### Dataset

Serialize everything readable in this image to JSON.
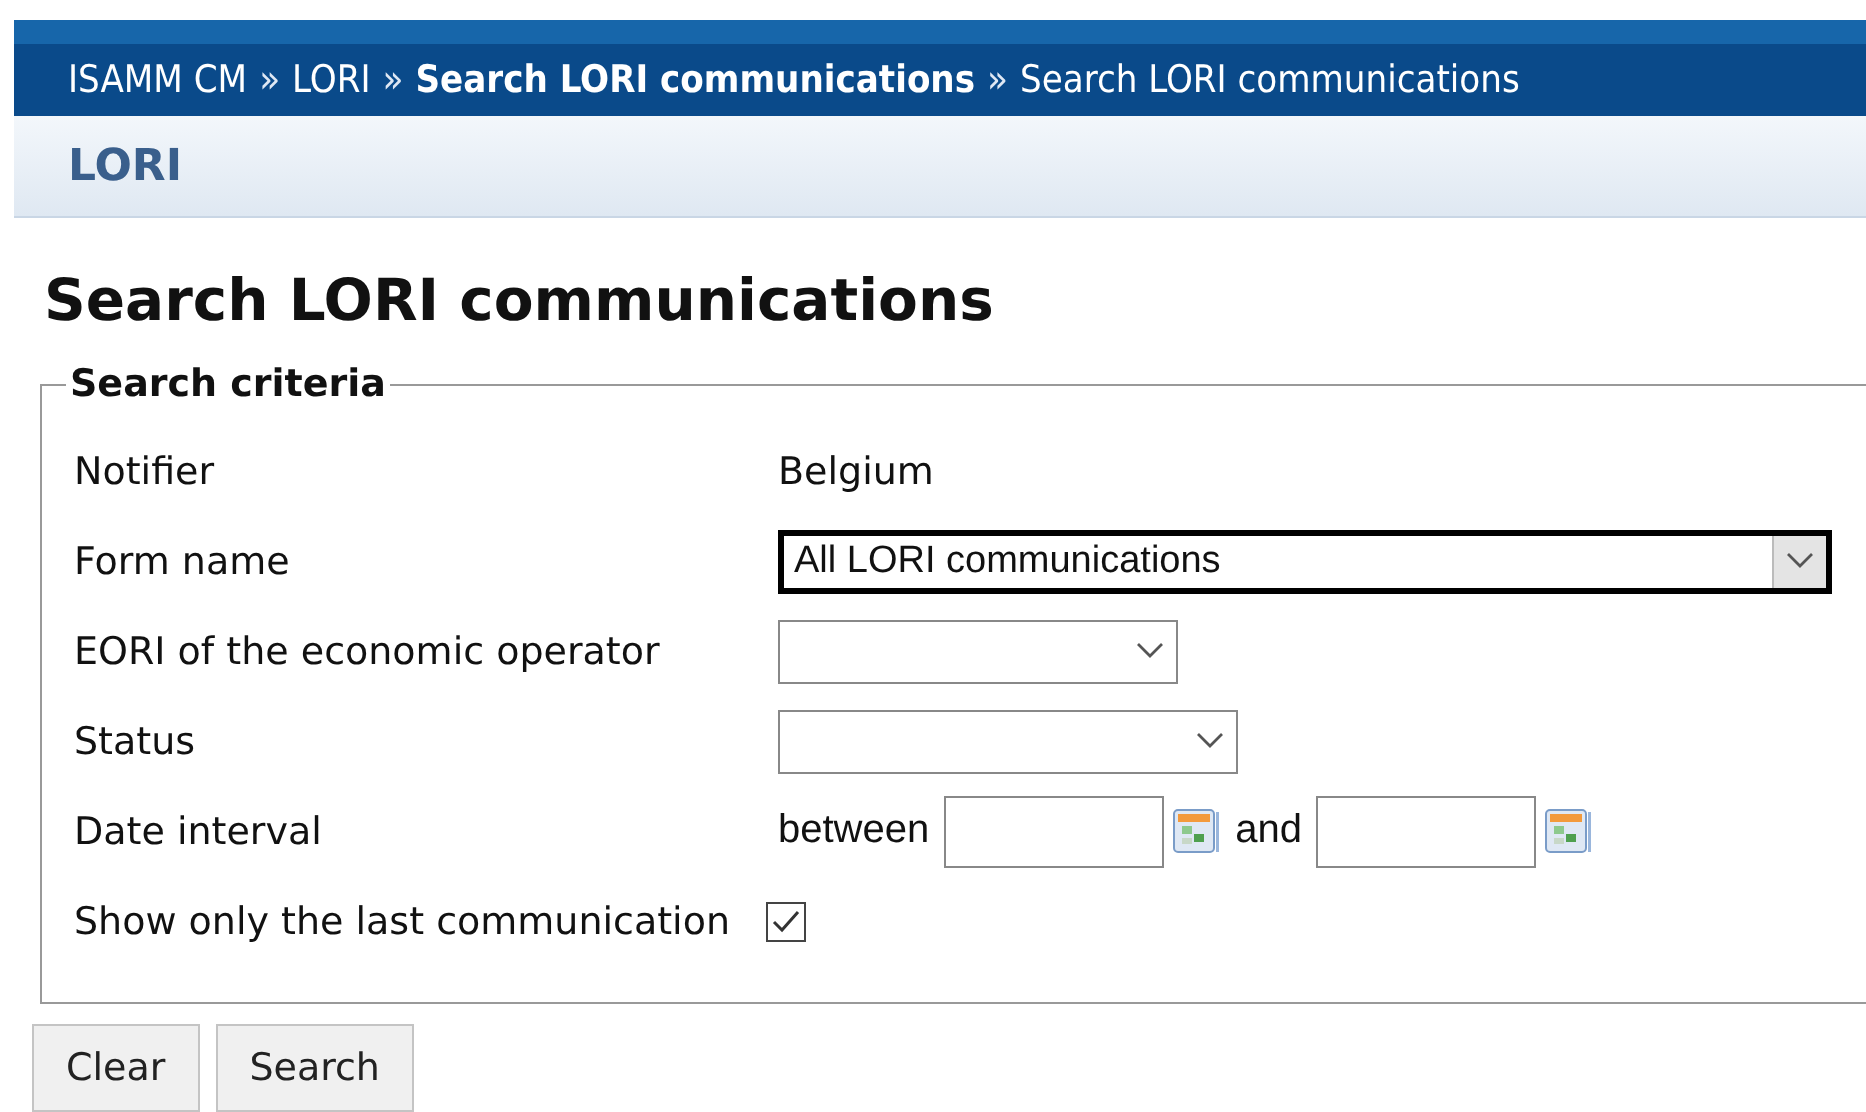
{
  "breadcrumb": [
    {
      "kind": "link",
      "label": "ISAMM CM",
      "bold": false
    },
    {
      "kind": "separator",
      "label": "»"
    },
    {
      "kind": "link",
      "label": "LORI",
      "bold": false
    },
    {
      "kind": "separator",
      "label": "»"
    },
    {
      "kind": "link",
      "label": "Search LORI communications",
      "bold": true
    },
    {
      "kind": "separator",
      "label": "»"
    },
    {
      "kind": "link",
      "label": "Search LORI communications",
      "bold": false
    }
  ],
  "section_title": "LORI",
  "page_title": "Search LORI communications",
  "criteria": {
    "legend": "Search criteria",
    "rows": [
      {
        "kind": "text",
        "label": "Notifier",
        "value": "Belgium"
      },
      {
        "kind": "select",
        "label": "Form name",
        "value": "All LORI communications",
        "focused": true
      },
      {
        "kind": "select",
        "label": "EORI of the economic operator",
        "focused": false
      },
      {
        "kind": "select",
        "label": "Status",
        "focused": false
      },
      {
        "kind": "date_range",
        "label": "Date interval",
        "from_label": "between",
        "to_label": "and"
      },
      {
        "kind": "checkbox",
        "label": "Show only the last communication",
        "checked": true
      }
    ]
  },
  "buttons": [
    "Clear",
    "Search"
  ]
}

### Directions
Write out the listing word for word, omitting the pictures it holds.

### Finished exercise
Serialize everything readable in this image to JSON.
{
  "breadcrumb": [
    {
      "kind": "link",
      "label": "ISAMM CM",
      "bold": false
    },
    {
      "kind": "separator",
      "label": "»"
    },
    {
      "kind": "link",
      "label": "LORI",
      "bold": false
    },
    {
      "kind": "separator",
      "label": "»"
    },
    {
      "kind": "link",
      "label": "Search LORI communications",
      "bold": true
    },
    {
      "kind": "separator",
      "label": "»"
    },
    {
      "kind": "link",
      "label": "Search LORI communications",
      "bold": false
    }
  ],
  "section_title": "LORI",
  "page_title": "Search LORI communications",
  "criteria": {
    "legend": "Search criteria",
    "rows": [
      {
        "kind": "text",
        "label": "Notifier",
        "value": "Belgium"
      },
      {
        "kind": "select",
        "label": "Form name",
        "value": "All LORI communications",
        "focused": true
      },
      {
        "kind": "select",
        "label": "EORI of the economic operator",
        "focused": false
      },
      {
        "kind": "select",
        "label": "Status",
        "focused": false
      },
      {
        "kind": "date_range",
        "label": "Date interval",
        "from_label": "between",
        "to_label": "and"
      },
      {
        "kind": "checkbox",
        "label": "Show only the last communication",
        "checked": true
      }
    ]
  },
  "buttons": [
    "Clear",
    "Search"
  ]
}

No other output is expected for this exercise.